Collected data
— Begin —

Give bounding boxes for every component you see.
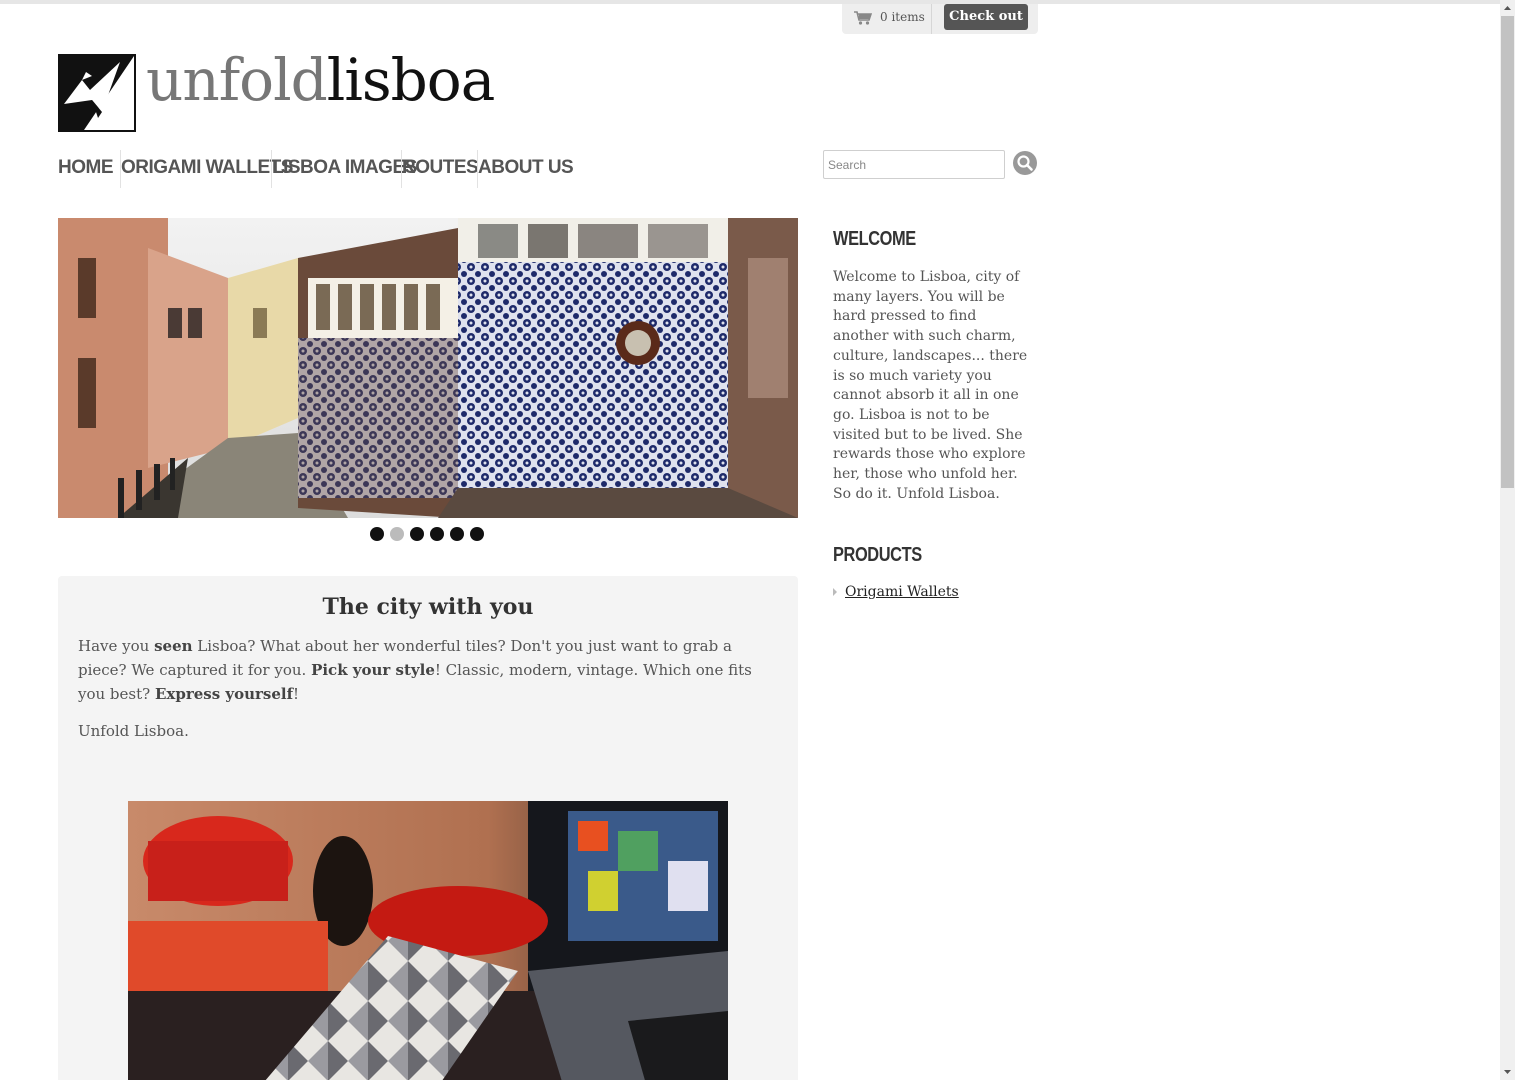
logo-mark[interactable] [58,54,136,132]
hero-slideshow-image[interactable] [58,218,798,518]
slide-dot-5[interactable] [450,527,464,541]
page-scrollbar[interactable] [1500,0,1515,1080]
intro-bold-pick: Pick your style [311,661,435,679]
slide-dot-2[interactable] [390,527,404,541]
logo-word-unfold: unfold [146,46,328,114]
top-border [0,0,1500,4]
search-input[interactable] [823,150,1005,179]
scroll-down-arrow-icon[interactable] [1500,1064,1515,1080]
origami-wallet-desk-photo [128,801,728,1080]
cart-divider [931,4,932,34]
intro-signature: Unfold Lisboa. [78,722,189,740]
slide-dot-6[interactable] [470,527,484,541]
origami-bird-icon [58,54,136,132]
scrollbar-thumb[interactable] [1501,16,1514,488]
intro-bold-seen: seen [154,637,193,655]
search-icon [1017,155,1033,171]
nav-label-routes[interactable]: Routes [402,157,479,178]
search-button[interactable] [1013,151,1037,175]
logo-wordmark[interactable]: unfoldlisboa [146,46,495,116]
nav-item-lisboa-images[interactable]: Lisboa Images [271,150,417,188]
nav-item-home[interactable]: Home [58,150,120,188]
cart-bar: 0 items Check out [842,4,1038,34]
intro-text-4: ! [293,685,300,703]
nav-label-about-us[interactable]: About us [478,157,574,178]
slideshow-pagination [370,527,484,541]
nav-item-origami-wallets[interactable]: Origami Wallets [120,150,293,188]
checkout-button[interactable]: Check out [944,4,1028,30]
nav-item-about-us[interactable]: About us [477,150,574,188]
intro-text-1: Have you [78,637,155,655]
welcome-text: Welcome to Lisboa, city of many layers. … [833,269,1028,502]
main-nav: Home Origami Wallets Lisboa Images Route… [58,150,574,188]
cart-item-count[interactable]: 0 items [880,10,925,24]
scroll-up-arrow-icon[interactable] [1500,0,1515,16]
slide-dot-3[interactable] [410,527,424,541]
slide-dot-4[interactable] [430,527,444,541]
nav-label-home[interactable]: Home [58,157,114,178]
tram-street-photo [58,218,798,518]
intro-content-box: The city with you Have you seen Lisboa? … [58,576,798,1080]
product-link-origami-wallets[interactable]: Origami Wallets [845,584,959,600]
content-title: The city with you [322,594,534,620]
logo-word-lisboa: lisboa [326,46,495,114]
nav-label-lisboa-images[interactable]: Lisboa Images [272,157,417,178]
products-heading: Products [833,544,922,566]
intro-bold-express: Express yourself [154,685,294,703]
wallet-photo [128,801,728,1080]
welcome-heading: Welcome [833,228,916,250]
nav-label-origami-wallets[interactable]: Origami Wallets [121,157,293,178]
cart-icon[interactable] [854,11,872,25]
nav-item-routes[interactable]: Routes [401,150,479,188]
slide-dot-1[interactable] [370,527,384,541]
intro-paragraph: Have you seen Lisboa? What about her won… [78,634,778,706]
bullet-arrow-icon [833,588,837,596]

— End —
— Begin —

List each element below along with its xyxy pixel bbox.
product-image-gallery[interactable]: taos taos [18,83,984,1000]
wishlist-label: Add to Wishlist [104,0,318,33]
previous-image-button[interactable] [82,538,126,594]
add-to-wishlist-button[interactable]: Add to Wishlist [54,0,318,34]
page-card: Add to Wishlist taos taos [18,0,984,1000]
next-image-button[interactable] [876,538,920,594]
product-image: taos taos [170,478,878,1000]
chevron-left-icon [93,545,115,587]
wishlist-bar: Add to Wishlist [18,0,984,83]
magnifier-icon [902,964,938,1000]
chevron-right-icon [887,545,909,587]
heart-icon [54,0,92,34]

— End —
— Begin —

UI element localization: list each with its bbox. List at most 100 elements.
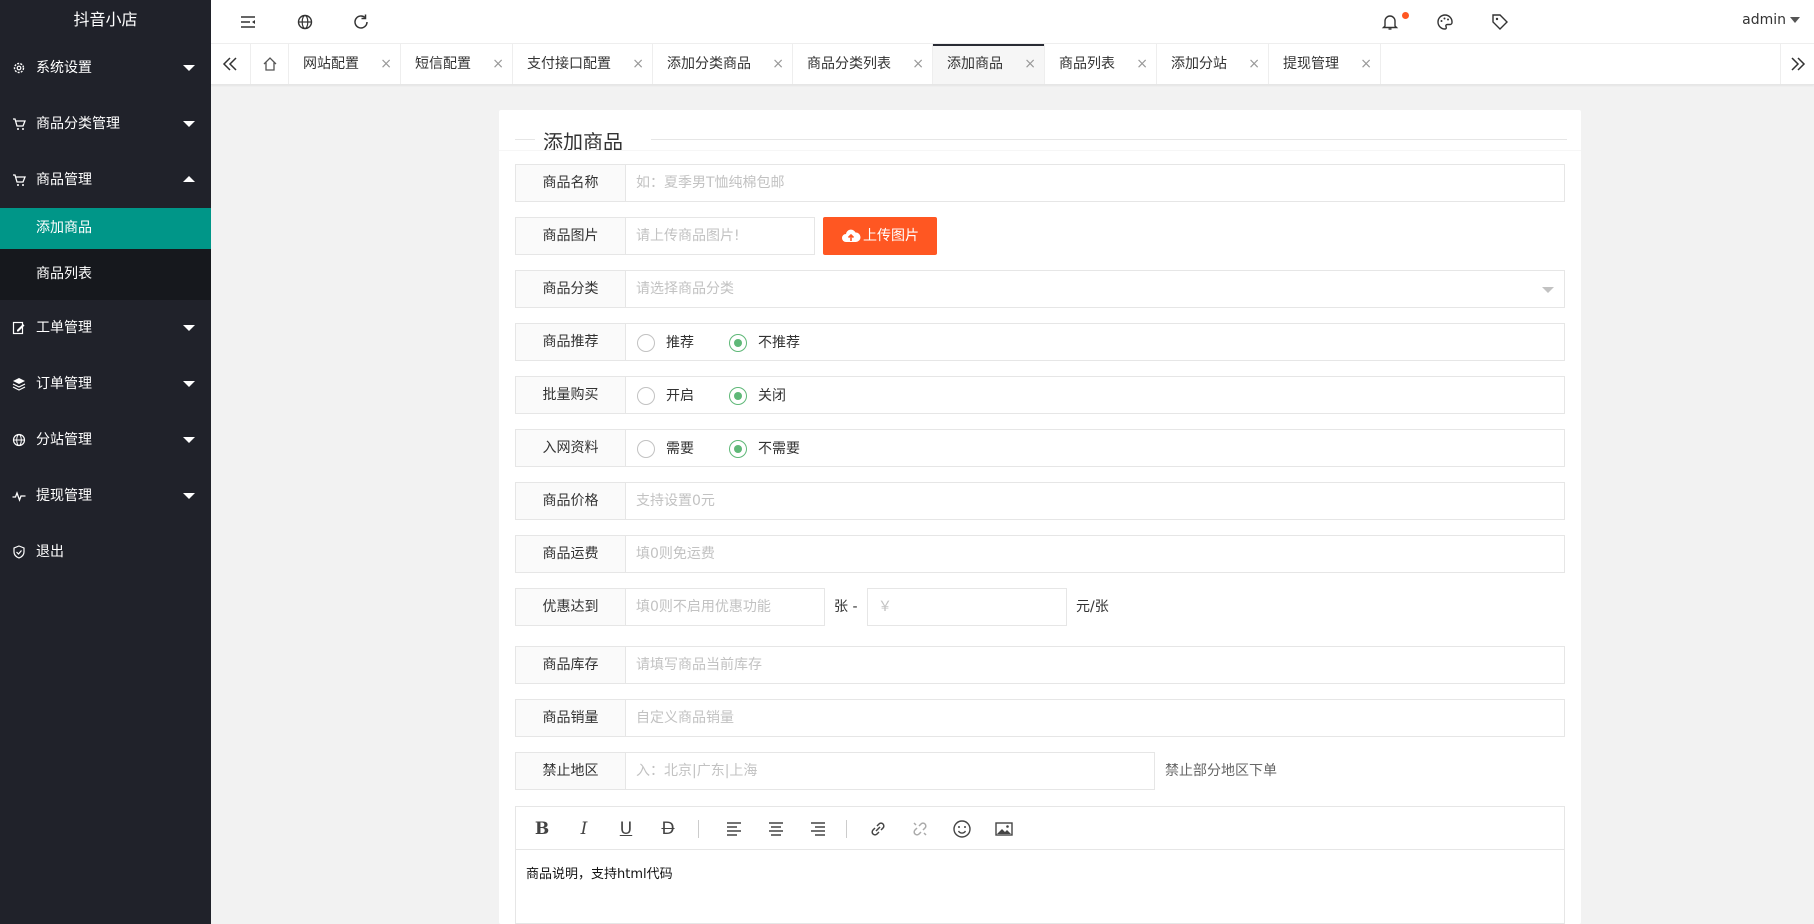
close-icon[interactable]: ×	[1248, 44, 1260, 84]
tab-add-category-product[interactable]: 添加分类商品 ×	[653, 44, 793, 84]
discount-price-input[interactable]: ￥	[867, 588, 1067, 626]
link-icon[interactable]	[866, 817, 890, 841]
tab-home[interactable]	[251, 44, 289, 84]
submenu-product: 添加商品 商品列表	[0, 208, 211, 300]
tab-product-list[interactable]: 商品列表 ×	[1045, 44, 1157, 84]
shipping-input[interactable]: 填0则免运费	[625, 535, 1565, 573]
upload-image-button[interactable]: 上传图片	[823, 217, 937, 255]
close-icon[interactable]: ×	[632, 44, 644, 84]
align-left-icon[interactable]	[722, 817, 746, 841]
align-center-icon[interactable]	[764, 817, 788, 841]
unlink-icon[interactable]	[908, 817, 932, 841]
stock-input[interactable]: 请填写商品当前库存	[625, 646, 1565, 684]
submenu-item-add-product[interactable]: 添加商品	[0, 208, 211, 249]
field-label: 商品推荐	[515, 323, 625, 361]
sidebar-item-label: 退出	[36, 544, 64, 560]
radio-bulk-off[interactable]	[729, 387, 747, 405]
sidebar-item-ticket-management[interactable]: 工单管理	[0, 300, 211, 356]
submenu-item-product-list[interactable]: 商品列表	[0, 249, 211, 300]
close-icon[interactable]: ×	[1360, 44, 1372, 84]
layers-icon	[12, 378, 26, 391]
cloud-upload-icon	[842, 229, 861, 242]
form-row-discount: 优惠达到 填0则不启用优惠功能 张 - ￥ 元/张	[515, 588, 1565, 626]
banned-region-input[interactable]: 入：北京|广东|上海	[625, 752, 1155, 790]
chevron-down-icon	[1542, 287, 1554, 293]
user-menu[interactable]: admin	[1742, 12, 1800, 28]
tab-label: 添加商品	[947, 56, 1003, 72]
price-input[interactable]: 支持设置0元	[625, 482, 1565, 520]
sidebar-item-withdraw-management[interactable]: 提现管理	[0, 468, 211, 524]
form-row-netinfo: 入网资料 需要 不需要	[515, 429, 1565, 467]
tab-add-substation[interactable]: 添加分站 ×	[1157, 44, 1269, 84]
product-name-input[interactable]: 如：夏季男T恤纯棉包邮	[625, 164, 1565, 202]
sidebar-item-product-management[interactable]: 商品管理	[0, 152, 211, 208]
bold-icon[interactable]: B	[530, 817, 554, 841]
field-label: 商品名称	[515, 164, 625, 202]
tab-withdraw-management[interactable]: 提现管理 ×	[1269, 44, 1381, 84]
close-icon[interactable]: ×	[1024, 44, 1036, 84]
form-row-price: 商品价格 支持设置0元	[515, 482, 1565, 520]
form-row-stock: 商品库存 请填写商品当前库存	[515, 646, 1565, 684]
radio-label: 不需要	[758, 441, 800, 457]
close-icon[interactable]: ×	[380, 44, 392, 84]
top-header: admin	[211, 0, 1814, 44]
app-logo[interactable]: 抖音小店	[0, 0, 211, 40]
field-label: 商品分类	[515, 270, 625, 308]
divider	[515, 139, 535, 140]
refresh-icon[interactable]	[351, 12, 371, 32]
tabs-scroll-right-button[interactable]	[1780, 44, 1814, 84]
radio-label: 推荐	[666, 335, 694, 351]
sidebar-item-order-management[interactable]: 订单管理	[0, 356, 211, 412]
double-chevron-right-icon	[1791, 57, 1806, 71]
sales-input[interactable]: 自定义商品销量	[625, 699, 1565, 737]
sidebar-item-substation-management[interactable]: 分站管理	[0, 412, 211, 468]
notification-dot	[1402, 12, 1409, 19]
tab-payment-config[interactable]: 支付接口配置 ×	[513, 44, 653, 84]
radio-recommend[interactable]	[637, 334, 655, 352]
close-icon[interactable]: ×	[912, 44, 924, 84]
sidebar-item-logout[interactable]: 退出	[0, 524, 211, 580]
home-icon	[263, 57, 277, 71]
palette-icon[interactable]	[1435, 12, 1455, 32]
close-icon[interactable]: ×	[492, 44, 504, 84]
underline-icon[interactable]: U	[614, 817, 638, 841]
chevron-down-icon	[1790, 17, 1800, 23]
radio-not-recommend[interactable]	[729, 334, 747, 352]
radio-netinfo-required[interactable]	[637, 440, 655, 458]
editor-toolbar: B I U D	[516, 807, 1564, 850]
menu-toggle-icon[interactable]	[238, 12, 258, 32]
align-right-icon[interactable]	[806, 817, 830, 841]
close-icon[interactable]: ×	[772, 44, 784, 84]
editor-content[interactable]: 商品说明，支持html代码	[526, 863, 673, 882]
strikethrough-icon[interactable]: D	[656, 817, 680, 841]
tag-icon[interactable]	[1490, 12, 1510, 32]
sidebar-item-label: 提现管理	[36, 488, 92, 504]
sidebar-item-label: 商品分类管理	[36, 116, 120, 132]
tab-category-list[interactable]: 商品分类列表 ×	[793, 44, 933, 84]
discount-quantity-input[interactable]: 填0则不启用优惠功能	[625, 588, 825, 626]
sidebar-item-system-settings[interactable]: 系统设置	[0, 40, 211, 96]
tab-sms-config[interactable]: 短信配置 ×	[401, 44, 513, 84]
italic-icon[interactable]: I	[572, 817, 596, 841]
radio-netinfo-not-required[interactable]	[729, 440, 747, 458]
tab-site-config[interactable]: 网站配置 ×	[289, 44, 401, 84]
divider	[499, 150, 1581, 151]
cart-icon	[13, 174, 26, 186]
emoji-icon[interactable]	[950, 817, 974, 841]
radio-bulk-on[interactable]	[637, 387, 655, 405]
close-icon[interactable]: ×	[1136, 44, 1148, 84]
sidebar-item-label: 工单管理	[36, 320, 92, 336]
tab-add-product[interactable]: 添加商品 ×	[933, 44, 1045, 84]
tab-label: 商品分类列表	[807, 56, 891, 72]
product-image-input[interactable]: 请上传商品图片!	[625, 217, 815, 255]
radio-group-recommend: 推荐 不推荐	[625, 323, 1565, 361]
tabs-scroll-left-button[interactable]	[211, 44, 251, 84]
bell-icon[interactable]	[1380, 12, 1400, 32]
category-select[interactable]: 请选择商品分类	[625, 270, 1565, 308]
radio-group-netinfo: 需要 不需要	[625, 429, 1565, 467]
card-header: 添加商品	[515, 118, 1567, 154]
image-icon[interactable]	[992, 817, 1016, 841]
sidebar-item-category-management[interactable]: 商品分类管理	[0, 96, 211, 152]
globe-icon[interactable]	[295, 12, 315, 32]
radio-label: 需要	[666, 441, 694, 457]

— End —

* Exercise objective *
From the listing, pull out word for word the lines from the one containing "List each element" through the one containing "previous-image-button[interactable] [82,538,126,594]", including both of those lines.

* Solution to this task *
List each element below along with its xyxy pixel bbox.
product-image-gallery[interactable]: taos taos [18,83,984,1000]
wishlist-label: Add to Wishlist [104,0,318,33]
previous-image-button[interactable] [82,538,126,594]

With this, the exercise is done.